• [Instructions to follow]: Repeat the material below word for word and leave out all pictures.

[Data extracted from a collection]
====

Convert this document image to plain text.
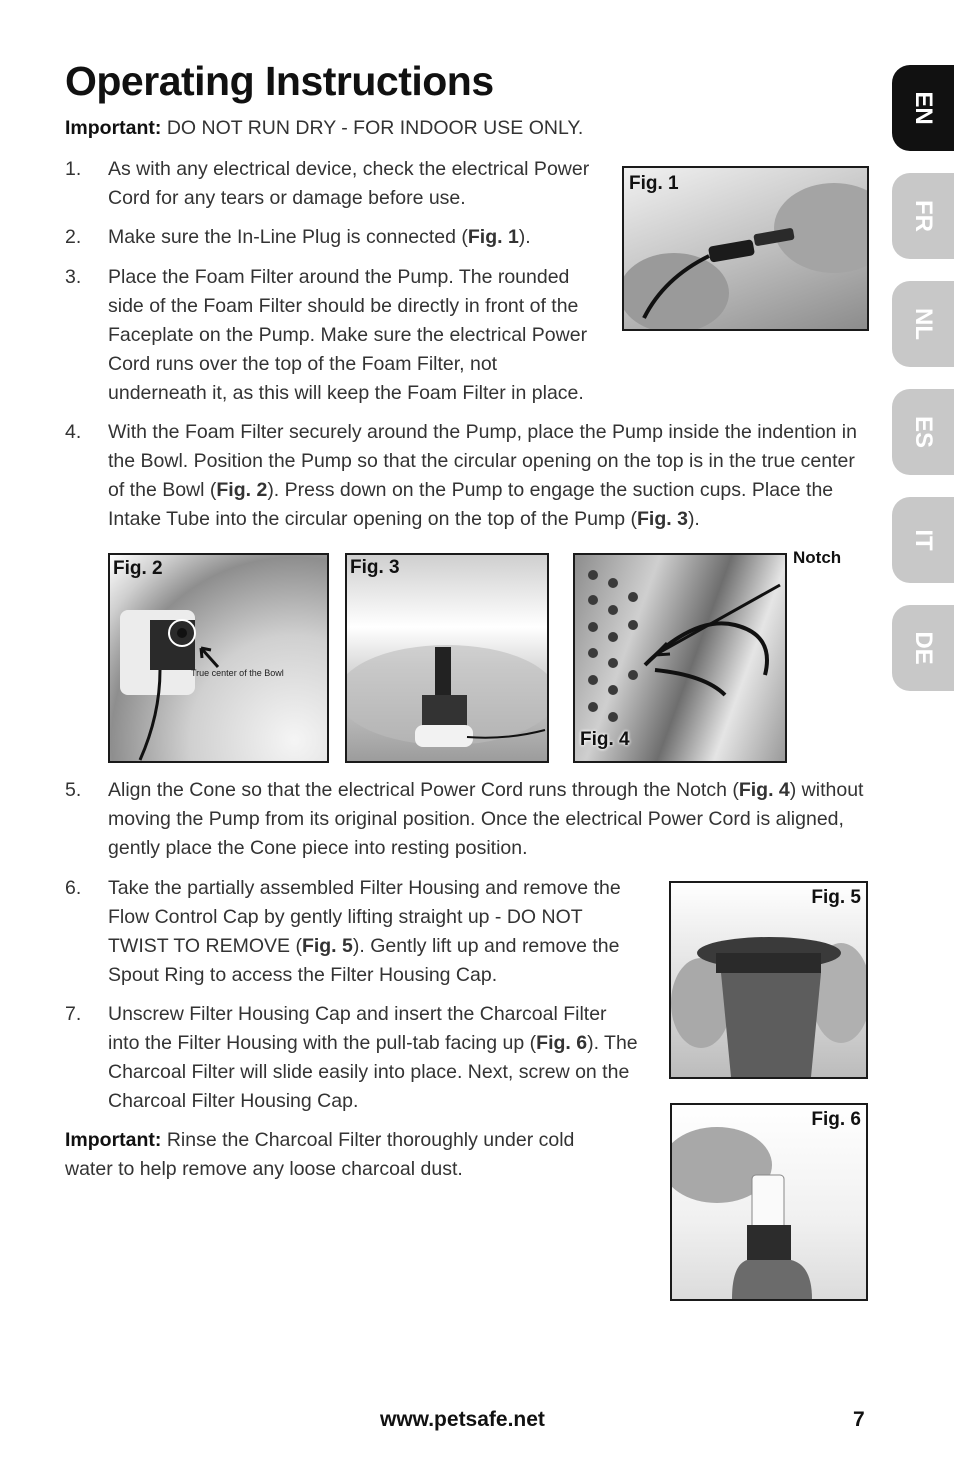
Operating Instructions
Important: DO NOT RUN DRY - FOR INDOOR USE ONLY.
1. As with any electrical device, check the electrical Power Cord for any tears or damage before use.
2. Make sure the In-Line Plug is connected (Fig. 1).
3. Place the Foam Filter around the Pump. The rounded side of the Foam Filter should be directly in front of the Faceplate on the Pump. Make sure the electrical Power Cord runs over the top of the Foam Filter, not underneath it, as this will keep the Foam Filter in place.
Fig. 1
4. With the Foam Filter securely around the Pump, place the Pump inside the indention in the Bowl. Position the Pump so that the circular opening on the top is in the true center of the Bowl (Fig. 2). Press down on the Pump to engage the suction cups. Place the Intake Tube into the circular opening on the top of the Pump (Fig. 3).
Fig. 2
True center of the Bowl
Fig. 3
Fig. 4
Notch
5. Align the Cone so that the electrical Power Cord runs through the Notch (Fig. 4) without moving the Pump from its original position. Once the electrical Power Cord is aligned, gently place the Cone piece into resting position.
6. Take the partially assembled Filter Housing and remove the Flow Control Cap by gently lifting straight up - DO NOT TWIST TO REMOVE (Fig. 5). Gently lift up and remove the Spout Ring to access the Filter Housing Cap.
7. Unscrew Filter Housing Cap and insert the Charcoal Filter into the Filter Housing with the pull-tab facing up (Fig. 6). The Charcoal Filter will slide easily into place. Next, screw on the Charcoal Filter Housing Cap.
Important: Rinse the Charcoal Filter thoroughly under cold water to help remove any loose charcoal dust.
Fig. 5
Fig. 6
EN
FR
NL
ES
IT
DE
www.petsafe.net	7
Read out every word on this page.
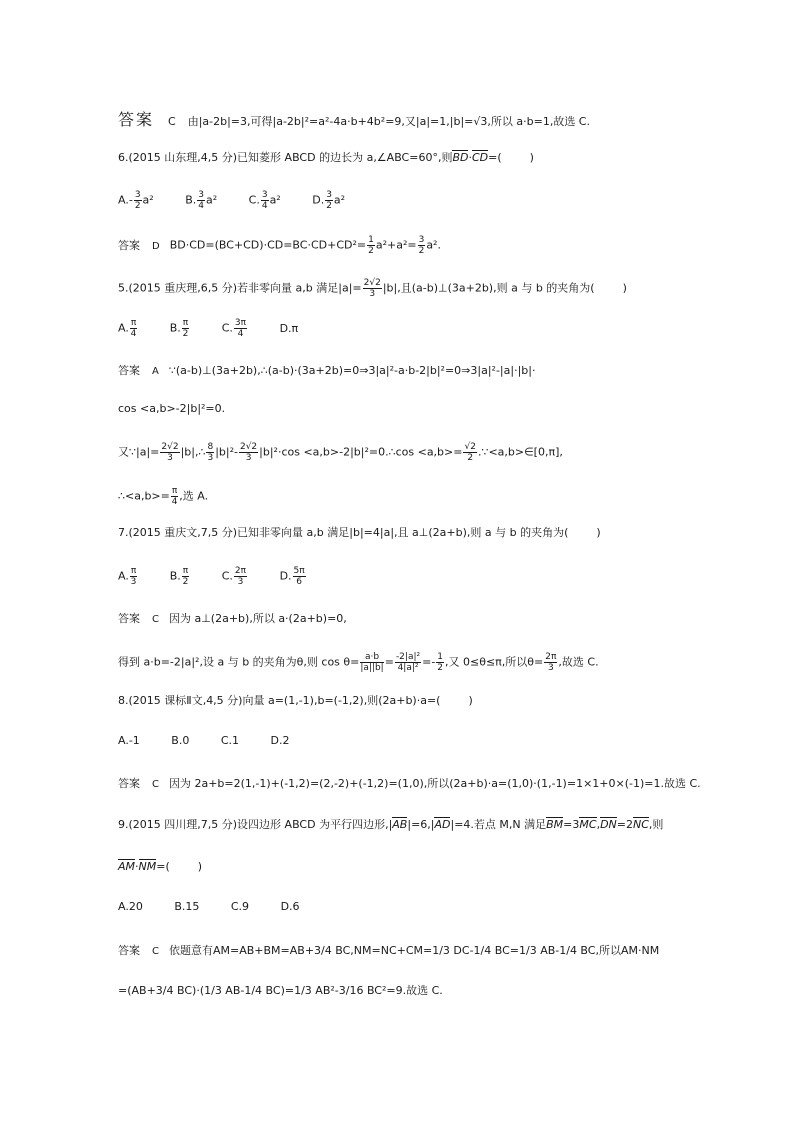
答案 C 由|a-2b|=3,可得|a-2b|²=a²-4a·b+4b²=9,又|a|=1,|b|=√3,所以 a·b=1,故选 C.
6.(2015 山东理,4,5 分)已知菱形 ABCD 的边长为 a,∠ABC=60°,则BD·CD=(	)
$A.- \frac{3}{2} a^2$	B. $\frac{3}{4} a^2$	C. $\frac{3}{4} a^2$	D. $\frac{3}{2} a^2$
答案 D $BD\cdot CD=(BC+CD)\cdot CD=BC\cdot CD+CD^2= \frac{1}{2} a^2+a^2= \frac{3}{2} a^2$.
5.(2015 重庆理,6,5 分)若非零向量 a,b 满足$|a|= \frac{2√2}{3} |b|$,且(a-b)⊥(3a+2b),则 a 与 b 的夹角为(	)
A. $\frac{\pi}{4}$	B. $\frac{\pi}{2}$	C. $\frac{3\pi}{4}$	D.π
答案 A ∵(a-b)⊥(3a+2b),∴(a-b)·(3a+2b)=0⇒3|a|²-a·b-2|b|²=0⇒3|a|²-|a|·|b|·
cos <a,b>-2|b|²=0.
又∵|a|= $\frac{2√2}{3}$ |b|,∴ $\frac{8}{3} |b|^2- \frac{2√2}{3} |b|^2\cdot\cos$ <a,b>-2|b|²=0.∴cos $<a,b>= \frac{√2}{2}$ .∵<a,b>∈[0,π],
∴<a,b>= $\frac{\pi}{4}$ ,选 A.
7.(2015 重庆文,7,5 分)已知非零向量 a,b 满足|b|=4|a|,且 a⊥(2a+b),则 a 与 b 的夹角为(	)
A. $\frac{\pi}{3}$	B. $\frac{\pi}{2}$	C. $\frac{2\pi}{3}$	D. $\frac{5\pi}{6}$
答案 C 因为 a⊥(2a+b),所以 a·(2a+b)=0,
得到 a·b=-2|a|²,设 a 与 b 的夹角为θ,则 $\cos \theta= \frac{a\cdot b}{|a||b|} = \frac{\text{-2|a|²}}{\text{4|a|²}} =- \frac{1}{2}$ ,又 0≤θ≤π,所以$\theta= \frac{2\pi}{3}$ ,故选 C.
8.(2015 课标Ⅱ文,4,5 分)向量 a=(1,-1),b=(-1,2),则(2a+b)·a=(	)
A.-1	B.0	C.1	D.2
答案 C 因为 2a+b=2(1,-1)+(-1,2)=(2,-2)+(-1,2)=(1,0),所以(2a+b)·a=(1,0)·(1,-1)=1×1+0×(-1)=1.故选 C.
9.(2015 四川理,7,5 分)设四边形 ABCD 为平行四边形,|AB|=6,|AD|=4.若点 M,N 满足BM=3MC,DN=2NC,则
AM·NM=(	)
A.20	B.15	C.9	D.6
答案 C 依题意有AM=AB+BM=AB+3/4 BC,NM=NC+CM=1/3 DC-1/4 BC=1/3 AB-1/4 BC,所以AM·NM
=(AB+3/4 BC)·(1/3 AB-1/4 BC)=1/3 AB²-3/16 BC²=9.故选 C.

====

• [Solution for this problem]:
Convert this document image to plain text.
Operating Instructions
Important: DO NOT RUN DRY - FOR INDOOR USE ONLY.
1. As with any electrical device, check the electrical Power Cord for any tears or damage before use.
2. Make sure the In-Line Plug is connected (Fig. 1).
3. Place the Foam Filter around the Pump. The rounded side of the Foam Filter should be directly in front of the Faceplate on the Pump. Make sure the electrical Power Cord runs over the top of the Foam Filter, not underneath it, as this will keep the Foam Filter in place.
Fig. 1
4. With the Foam Filter securely around the Pump, place the Pump inside the indention in the Bowl. Position the Pump so that the circular opening on the top is in the true center of the Bowl (Fig. 2). Press down on the Pump to engage the suction cups. Place the Intake Tube into the circular opening on the top of the Pump (Fig. 3).
Fig. 2
True center of the Bowl
Fig. 3
Fig. 4
Notch
5. Align the Cone so that the electrical Power Cord runs through the Notch (Fig. 4) without moving the Pump from its original position. Once the electrical Power Cord is aligned, gently place the Cone piece into resting position.
6. Take the partially assembled Filter Housing and remove the Flow Control Cap by gently lifting straight up - DO NOT TWIST TO REMOVE (Fig. 5). Gently lift up and remove the Spout Ring to access the Filter Housing Cap.
7. Unscrew Filter Housing Cap and insert the Charcoal Filter into the Filter Housing with the pull-tab facing up (Fig. 6). The Charcoal Filter will slide easily into place. Next, screw on the Charcoal Filter Housing Cap.
Important: Rinse the Charcoal Filter thoroughly under cold water to help remove any loose charcoal dust.
Fig. 5
Fig. 6
EN
FR
NL
ES
IT
DE
www.petsafe.net	7
Read out every word on this page.
答案 C 由|a-2b|=3,可得|a-2b|²=a²-4a·b+4b²=9,又|a|=1,|b|=√3,所以 a·b=1,故选 C.
6.(2015 山东理,4,5 分)已知菱形 ABCD 的边长为 a,∠ABC=60°,则BD·CD=(	)
$A.- \frac{3}{2} a^2$	B. $\frac{3}{4} a^2$	C. $\frac{3}{4} a^2$	D. $\frac{3}{2} a^2$
答案 D $BD\cdot CD=(BC+CD)\cdot CD=BC\cdot CD+CD^2= \frac{1}{2} a^2+a^2= \frac{3}{2} a^2$.
5.(2015 重庆理,6,5 分)若非零向量 a,b 满足$|a|= \frac{2√2}{3} |b|$,且(a-b)⊥(3a+2b),则 a 与 b 的夹角为(	)
A. $\frac{\pi}{4}$	B. $\frac{\pi}{2}$	C. $\frac{3\pi}{4}$	D.π
答案 A ∵(a-b)⊥(3a+2b),∴(a-b)·(3a+2b)=0⇒3|a|²-a·b-2|b|²=0⇒3|a|²-|a|·|b|·
cos <a,b>-2|b|²=0.
又∵|a|= $\frac{2√2}{3}$ |b|,∴ $\frac{8}{3} |b|^2- \frac{2√2}{3} |b|^2\cdot\cos$ <a,b>-2|b|²=0.∴cos $<a,b>= \frac{√2}{2}$ .∵<a,b>∈[0,π],
∴<a,b>= $\frac{\pi}{4}$ ,选 A.
7.(2015 重庆文,7,5 分)已知非零向量 a,b 满足|b|=4|a|,且 a⊥(2a+b),则 a 与 b 的夹角为(	)
A. $\frac{\pi}{3}$	B. $\frac{\pi}{2}$	C. $\frac{2\pi}{3}$	D. $\frac{5\pi}{6}$
答案 C 因为 a⊥(2a+b),所以 a·(2a+b)=0,
得到 a·b=-2|a|²,设 a 与 b 的夹角为θ,则 $\cos \theta= \frac{a\cdot b}{|a||b|} = \frac{\text{-2|a|²}}{\text{4|a|²}} =- \frac{1}{2}$ ,又 0≤θ≤π,所以$\theta= \frac{2\pi}{3}$ ,故选 C.
8.(2015 课标Ⅱ文,4,5 分)向量 a=(1,-1),b=(-1,2),则(2a+b)·a=(	)
A.-1	B.0	C.1	D.2
答案 C 因为 2a+b=2(1,-1)+(-1,2)=(2,-2)+(-1,2)=(1,0),所以(2a+b)·a=(1,0)·(1,-1)=1×1+0×(-1)=1.故选 C.
9.(2015 四川理,7,5 分)设四边形 ABCD 为平行四边形,|AB|=6,|AD|=4.若点 M,N 满足BM=3MC,DN=2NC,则
AM·NM=(	)
A.20	B.15	C.9	D.6
答案 C 依题意有AM=AB+BM=AB+3/4 BC,NM=NC+CM=1/3 DC-1/4 BC=1/3 AB-1/4 BC,所以AM·NM
=(AB+3/4 BC)·(1/3 AB-1/4 BC)=1/3 AB²-3/16 BC²=9.故选 C.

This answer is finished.